RECORDS SHOWN
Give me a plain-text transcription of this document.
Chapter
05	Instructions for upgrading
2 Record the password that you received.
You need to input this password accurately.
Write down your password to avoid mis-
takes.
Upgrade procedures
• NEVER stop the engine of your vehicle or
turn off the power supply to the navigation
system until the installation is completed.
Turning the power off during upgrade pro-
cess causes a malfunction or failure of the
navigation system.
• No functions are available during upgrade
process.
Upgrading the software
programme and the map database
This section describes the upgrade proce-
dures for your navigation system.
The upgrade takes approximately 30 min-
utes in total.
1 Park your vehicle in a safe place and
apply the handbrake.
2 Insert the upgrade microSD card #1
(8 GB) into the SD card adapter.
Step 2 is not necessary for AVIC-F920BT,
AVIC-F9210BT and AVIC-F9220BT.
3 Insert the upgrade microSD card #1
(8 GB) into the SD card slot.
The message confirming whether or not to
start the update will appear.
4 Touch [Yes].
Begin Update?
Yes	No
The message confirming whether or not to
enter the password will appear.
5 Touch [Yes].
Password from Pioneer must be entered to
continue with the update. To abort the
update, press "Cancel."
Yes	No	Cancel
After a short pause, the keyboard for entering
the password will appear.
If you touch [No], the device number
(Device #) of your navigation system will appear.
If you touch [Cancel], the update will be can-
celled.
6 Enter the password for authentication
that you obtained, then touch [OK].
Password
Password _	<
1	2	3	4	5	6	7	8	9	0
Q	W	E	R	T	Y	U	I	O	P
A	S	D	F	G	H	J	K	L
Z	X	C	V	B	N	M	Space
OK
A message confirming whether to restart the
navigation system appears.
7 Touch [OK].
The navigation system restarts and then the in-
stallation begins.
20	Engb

==

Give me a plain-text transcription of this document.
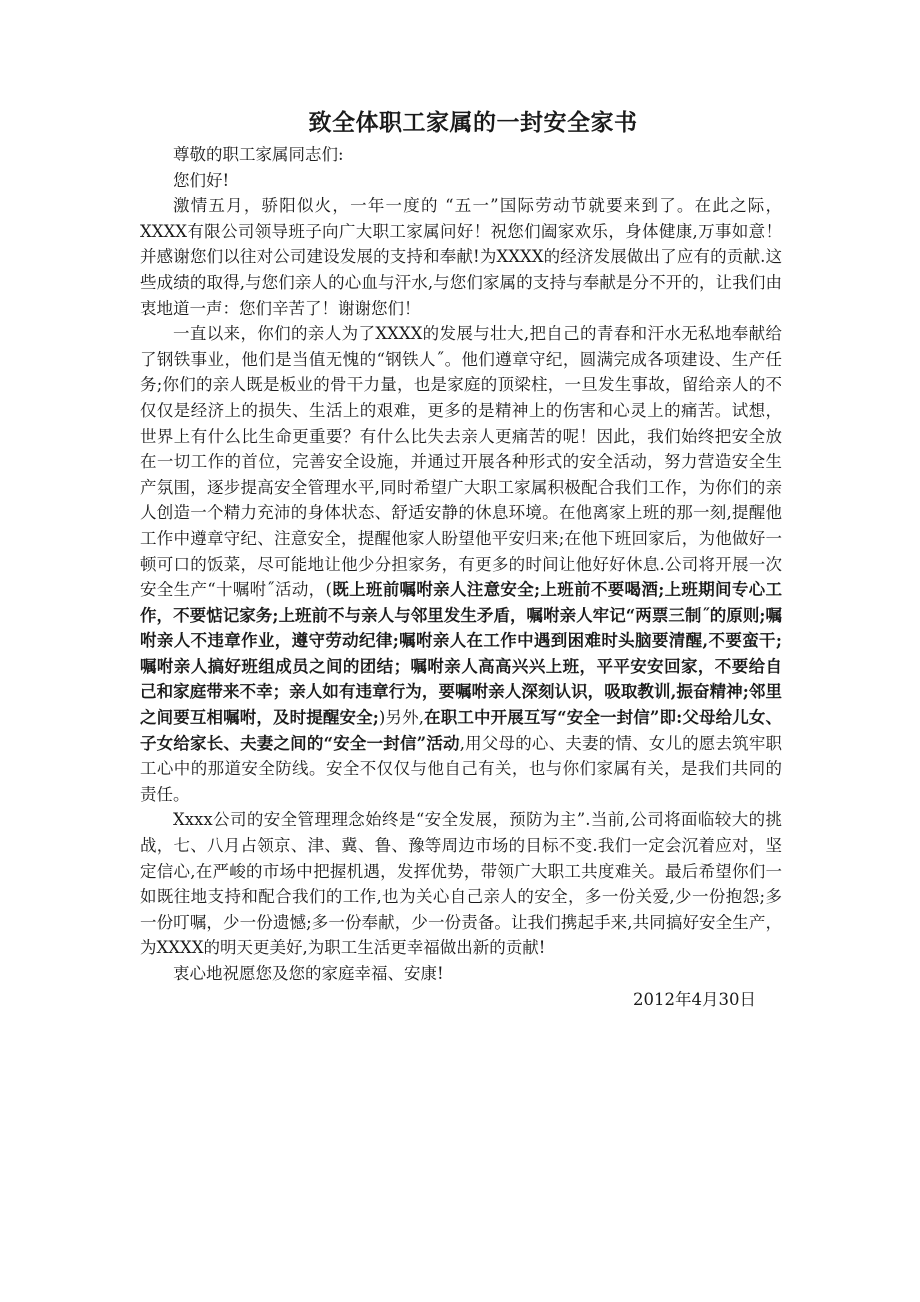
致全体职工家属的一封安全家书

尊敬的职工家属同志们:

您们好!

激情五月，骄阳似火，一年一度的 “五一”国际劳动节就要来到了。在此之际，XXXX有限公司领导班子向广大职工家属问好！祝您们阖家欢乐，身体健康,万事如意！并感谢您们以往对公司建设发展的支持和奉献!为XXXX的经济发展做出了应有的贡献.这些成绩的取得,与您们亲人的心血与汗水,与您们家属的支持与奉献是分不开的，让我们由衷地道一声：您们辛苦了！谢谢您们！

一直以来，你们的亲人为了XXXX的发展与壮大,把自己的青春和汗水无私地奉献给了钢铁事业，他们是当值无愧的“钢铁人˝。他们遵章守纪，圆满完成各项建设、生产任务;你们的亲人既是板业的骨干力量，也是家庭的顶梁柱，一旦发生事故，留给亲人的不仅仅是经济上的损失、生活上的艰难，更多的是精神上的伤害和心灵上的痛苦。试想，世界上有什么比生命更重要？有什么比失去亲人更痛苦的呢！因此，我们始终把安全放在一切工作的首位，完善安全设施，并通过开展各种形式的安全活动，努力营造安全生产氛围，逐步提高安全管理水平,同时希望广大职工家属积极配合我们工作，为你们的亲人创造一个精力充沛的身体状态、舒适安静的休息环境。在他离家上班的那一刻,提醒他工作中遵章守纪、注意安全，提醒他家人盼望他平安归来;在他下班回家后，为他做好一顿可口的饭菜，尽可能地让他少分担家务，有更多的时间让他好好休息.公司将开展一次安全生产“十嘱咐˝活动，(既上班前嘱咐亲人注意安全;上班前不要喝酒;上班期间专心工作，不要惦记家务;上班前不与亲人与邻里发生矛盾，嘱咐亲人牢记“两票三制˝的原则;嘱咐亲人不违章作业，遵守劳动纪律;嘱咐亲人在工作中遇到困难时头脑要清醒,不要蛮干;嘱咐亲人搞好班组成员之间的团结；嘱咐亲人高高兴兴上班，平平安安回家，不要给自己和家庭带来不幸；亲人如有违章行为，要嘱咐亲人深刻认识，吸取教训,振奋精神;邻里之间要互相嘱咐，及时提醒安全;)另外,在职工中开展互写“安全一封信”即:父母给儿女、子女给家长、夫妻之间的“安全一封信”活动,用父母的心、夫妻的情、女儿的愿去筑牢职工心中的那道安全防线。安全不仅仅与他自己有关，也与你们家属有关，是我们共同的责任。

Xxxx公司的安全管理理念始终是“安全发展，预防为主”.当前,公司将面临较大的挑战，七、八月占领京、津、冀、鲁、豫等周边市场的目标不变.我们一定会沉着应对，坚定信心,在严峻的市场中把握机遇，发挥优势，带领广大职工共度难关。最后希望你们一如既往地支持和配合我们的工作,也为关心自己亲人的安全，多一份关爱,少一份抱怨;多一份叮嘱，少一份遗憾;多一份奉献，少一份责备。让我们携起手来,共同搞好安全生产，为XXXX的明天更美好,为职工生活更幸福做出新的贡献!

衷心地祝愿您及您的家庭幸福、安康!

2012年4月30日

WHAT THE TASK REQUIRES
List all lines where "your" occurs.

WRITTEN SOLUTION
Write down your password to avoid mis-
• NEVER stop the engine of your vehicle or
dures for your navigation system.
1 Park your vehicle in a safe place and
(Device #) of your navigation system will appear.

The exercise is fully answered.